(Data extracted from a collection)
>>
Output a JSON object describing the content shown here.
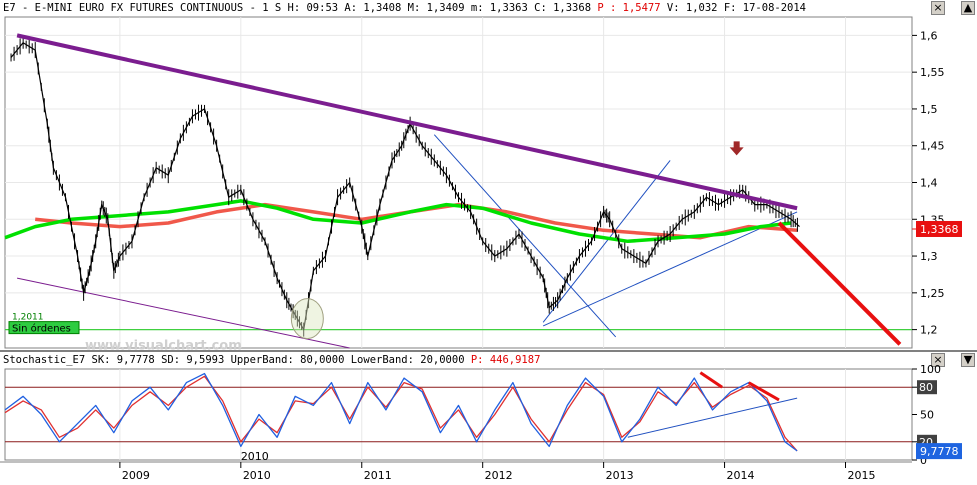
{
  "price_header": {
    "symbol": "E7",
    "name": "E-MINI EURO FX FUTURES CONTINUOUS",
    "period": "1 S",
    "hour_label": "H: 09:53",
    "open_label": "A: 1,3408",
    "max_label": "M: 1,3409",
    "min_label": "m: 1,3363",
    "close_label": "C: 1,3368",
    "p_label": "P : 1,5477",
    "volume_label": "V: 1,032",
    "date_label": "F: 17-08-2014"
  },
  "stoch_header": {
    "name": "Stochastic_E7",
    "sk_label": "SK: 9,7778",
    "sd_label": "SD: 9,5993",
    "upper_label": "UpperBand: 80,0000",
    "lower_label": "LowerBand: 20,0000",
    "p_label": "P: 446,9187"
  },
  "window_buttons": {
    "close": "×",
    "up": "▲",
    "down": "▼"
  },
  "annotations": {
    "year_2011_tag": "1,2011",
    "no_orders": "Sin órdenes",
    "watermark": "www.visualchart.com",
    "stoch_2010_tag": "2010"
  },
  "colors": {
    "price": "#000000",
    "ma_short": "#00e000",
    "ma_long": "#f0584a",
    "trend_purple": "#7b1d8f",
    "trend_red": "#e81010",
    "thin_blue": "#2050c0",
    "support_green": "#40d040",
    "sk": "#2060e0",
    "sd": "#e03030",
    "band": "#8b1a1a",
    "current_price_badge": "#e81010",
    "current_stoch_badge": "#1e64e0"
  },
  "chart_data": [
    {
      "type": "line",
      "title": "E7 - E-MINI EURO FX FUTURES CONTINUOUS",
      "x_ticks": [
        "2009",
        "2010",
        "2011",
        "2012",
        "2013",
        "2014",
        "2015"
      ],
      "y_ticks": [
        "1,6",
        "1,55",
        "1,5",
        "1,45",
        "1,4",
        "1,35",
        "1,3",
        "1,25",
        "1,2"
      ],
      "ylim": [
        1.175,
        1.625
      ],
      "xlim": [
        2008.05,
        2015.55
      ],
      "current_value_label": "1,3368",
      "series": [
        {
          "role": "price",
          "x": [
            2008.1,
            2008.2,
            2008.3,
            2008.4,
            2008.45,
            2008.55,
            2008.65,
            2008.7,
            2008.75,
            2008.8,
            2008.85,
            2008.9,
            2008.95,
            2009.0,
            2009.1,
            2009.2,
            2009.3,
            2009.4,
            2009.5,
            2009.6,
            2009.7,
            2009.8,
            2009.9,
            2010.0,
            2010.1,
            2010.2,
            2010.3,
            2010.38,
            2010.45,
            2010.52,
            2010.6,
            2010.7,
            2010.8,
            2010.9,
            2011.0,
            2011.05,
            2011.15,
            2011.25,
            2011.33,
            2011.4,
            2011.5,
            2011.6,
            2011.7,
            2011.8,
            2011.9,
            2012.0,
            2012.1,
            2012.2,
            2012.3,
            2012.4,
            2012.5,
            2012.55,
            2012.62,
            2012.7,
            2012.8,
            2012.9,
            2013.0,
            2013.05,
            2013.15,
            2013.25,
            2013.35,
            2013.45,
            2013.55,
            2013.65,
            2013.75,
            2013.85,
            2013.95,
            2014.05,
            2014.15,
            2014.25,
            2014.35,
            2014.45,
            2014.55,
            2014.62
          ],
          "values": [
            1.57,
            1.59,
            1.58,
            1.48,
            1.42,
            1.38,
            1.3,
            1.25,
            1.28,
            1.32,
            1.37,
            1.35,
            1.28,
            1.3,
            1.32,
            1.38,
            1.42,
            1.41,
            1.46,
            1.49,
            1.5,
            1.45,
            1.38,
            1.39,
            1.35,
            1.32,
            1.27,
            1.24,
            1.22,
            1.2,
            1.28,
            1.3,
            1.38,
            1.4,
            1.34,
            1.3,
            1.37,
            1.43,
            1.45,
            1.48,
            1.45,
            1.43,
            1.41,
            1.38,
            1.36,
            1.32,
            1.3,
            1.31,
            1.33,
            1.3,
            1.27,
            1.23,
            1.24,
            1.27,
            1.3,
            1.32,
            1.36,
            1.35,
            1.31,
            1.3,
            1.29,
            1.32,
            1.33,
            1.35,
            1.36,
            1.38,
            1.37,
            1.38,
            1.39,
            1.37,
            1.37,
            1.36,
            1.35,
            1.34
          ]
        },
        {
          "role": "moving-average-short",
          "x": [
            2008.05,
            2008.3,
            2008.6,
            2009.0,
            2009.4,
            2009.8,
            2010.0,
            2010.3,
            2010.6,
            2011.0,
            2011.4,
            2011.7,
            2012.0,
            2012.4,
            2012.8,
            2013.2,
            2013.6,
            2014.0,
            2014.3,
            2014.55
          ],
          "values": [
            1.325,
            1.34,
            1.35,
            1.355,
            1.36,
            1.37,
            1.375,
            1.365,
            1.35,
            1.345,
            1.36,
            1.37,
            1.365,
            1.345,
            1.33,
            1.32,
            1.325,
            1.33,
            1.34,
            1.345
          ]
        },
        {
          "role": "moving-average-long",
          "x": [
            2008.3,
            2008.6,
            2009.0,
            2009.4,
            2009.8,
            2010.2,
            2010.6,
            2011.0,
            2011.4,
            2011.8,
            2012.2,
            2012.6,
            2013.0,
            2013.4,
            2013.8,
            2014.2,
            2014.6
          ],
          "values": [
            1.35,
            1.345,
            1.34,
            1.345,
            1.36,
            1.37,
            1.36,
            1.35,
            1.36,
            1.37,
            1.36,
            1.345,
            1.335,
            1.33,
            1.325,
            1.34,
            1.335
          ]
        }
      ],
      "trend_lines": [
        {
          "role": "purple-resistance",
          "x": [
            2008.15,
            2014.6
          ],
          "values": [
            1.6,
            1.365
          ]
        },
        {
          "role": "red-projection",
          "x": [
            2014.45,
            2015.45
          ],
          "values": [
            1.345,
            1.18
          ]
        },
        {
          "role": "blue-upper-channel",
          "x": [
            2011.6,
            2013.1
          ],
          "values": [
            1.465,
            1.19
          ]
        },
        {
          "role": "blue-rising",
          "x": [
            2012.5,
            2014.6
          ],
          "values": [
            1.205,
            1.36
          ]
        },
        {
          "role": "blue-steep",
          "x": [
            2012.5,
            2013.55
          ],
          "values": [
            1.21,
            1.43
          ]
        },
        {
          "role": "purple-lower",
          "x": [
            2008.15,
            2010.9
          ],
          "values": [
            1.27,
            1.175
          ]
        },
        {
          "role": "support",
          "x": [
            2008.05,
            2015.55
          ],
          "values": [
            1.2,
            1.2
          ]
        }
      ],
      "markers": [
        {
          "role": "down-arrow",
          "x": 2014.1,
          "value": 1.445
        },
        {
          "role": "circle",
          "x": 2010.55,
          "value": 1.215
        }
      ]
    },
    {
      "type": "line",
      "title": "Stochastic_E7",
      "y_ticks": [
        "100",
        "80",
        "50",
        "20",
        "0"
      ],
      "ylim": [
        0,
        100
      ],
      "bands": [
        80,
        20
      ],
      "current_value_label": "9,7778",
      "series": [
        {
          "name": "SK",
          "x": [
            2008.05,
            2008.2,
            2008.35,
            2008.5,
            2008.65,
            2008.8,
            2008.95,
            2009.1,
            2009.25,
            2009.4,
            2009.55,
            2009.7,
            2009.85,
            2010.0,
            2010.15,
            2010.3,
            2010.45,
            2010.6,
            2010.75,
            2010.9,
            2011.05,
            2011.2,
            2011.35,
            2011.5,
            2011.65,
            2011.8,
            2011.95,
            2012.1,
            2012.25,
            2012.4,
            2012.55,
            2012.7,
            2012.85,
            2013.0,
            2013.15,
            2013.3,
            2013.45,
            2013.6,
            2013.75,
            2013.9,
            2014.05,
            2014.2,
            2014.35,
            2014.5,
            2014.6
          ],
          "values": [
            55,
            70,
            50,
            20,
            40,
            60,
            30,
            65,
            80,
            55,
            85,
            95,
            60,
            15,
            50,
            25,
            70,
            60,
            85,
            40,
            85,
            55,
            90,
            75,
            30,
            60,
            20,
            55,
            85,
            40,
            15,
            60,
            90,
            70,
            20,
            45,
            80,
            60,
            90,
            55,
            75,
            85,
            65,
            20,
            10
          ]
        },
        {
          "name": "SD",
          "x": [
            2008.05,
            2008.2,
            2008.35,
            2008.5,
            2008.65,
            2008.8,
            2008.95,
            2009.1,
            2009.25,
            2009.4,
            2009.55,
            2009.7,
            2009.85,
            2010.0,
            2010.15,
            2010.3,
            2010.45,
            2010.6,
            2010.75,
            2010.9,
            2011.05,
            2011.2,
            2011.35,
            2011.5,
            2011.65,
            2011.8,
            2011.95,
            2012.1,
            2012.25,
            2012.4,
            2012.55,
            2012.7,
            2012.85,
            2013.0,
            2013.15,
            2013.3,
            2013.45,
            2013.6,
            2013.75,
            2013.9,
            2014.05,
            2014.2,
            2014.35,
            2014.5,
            2014.6
          ],
          "values": [
            52,
            65,
            55,
            25,
            35,
            55,
            35,
            60,
            75,
            60,
            80,
            92,
            65,
            20,
            45,
            30,
            65,
            62,
            80,
            45,
            80,
            58,
            85,
            78,
            35,
            55,
            25,
            50,
            80,
            45,
            20,
            55,
            85,
            72,
            25,
            42,
            75,
            62,
            85,
            58,
            72,
            82,
            68,
            25,
            10
          ]
        }
      ],
      "trend_lines": [
        {
          "role": "red-down-1",
          "x": [
            2013.8,
            2013.98
          ],
          "values": [
            96,
            80
          ]
        },
        {
          "role": "red-down-2",
          "x": [
            2014.2,
            2014.45
          ],
          "values": [
            85,
            66
          ]
        },
        {
          "role": "blue-rising",
          "x": [
            2013.2,
            2014.6
          ],
          "values": [
            25,
            68
          ]
        }
      ]
    }
  ]
}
<<
Description of the task: Return each line that includes "average".

Answer for this exercise:
          "role": "moving-average-short",
          "role": "moving-average-long",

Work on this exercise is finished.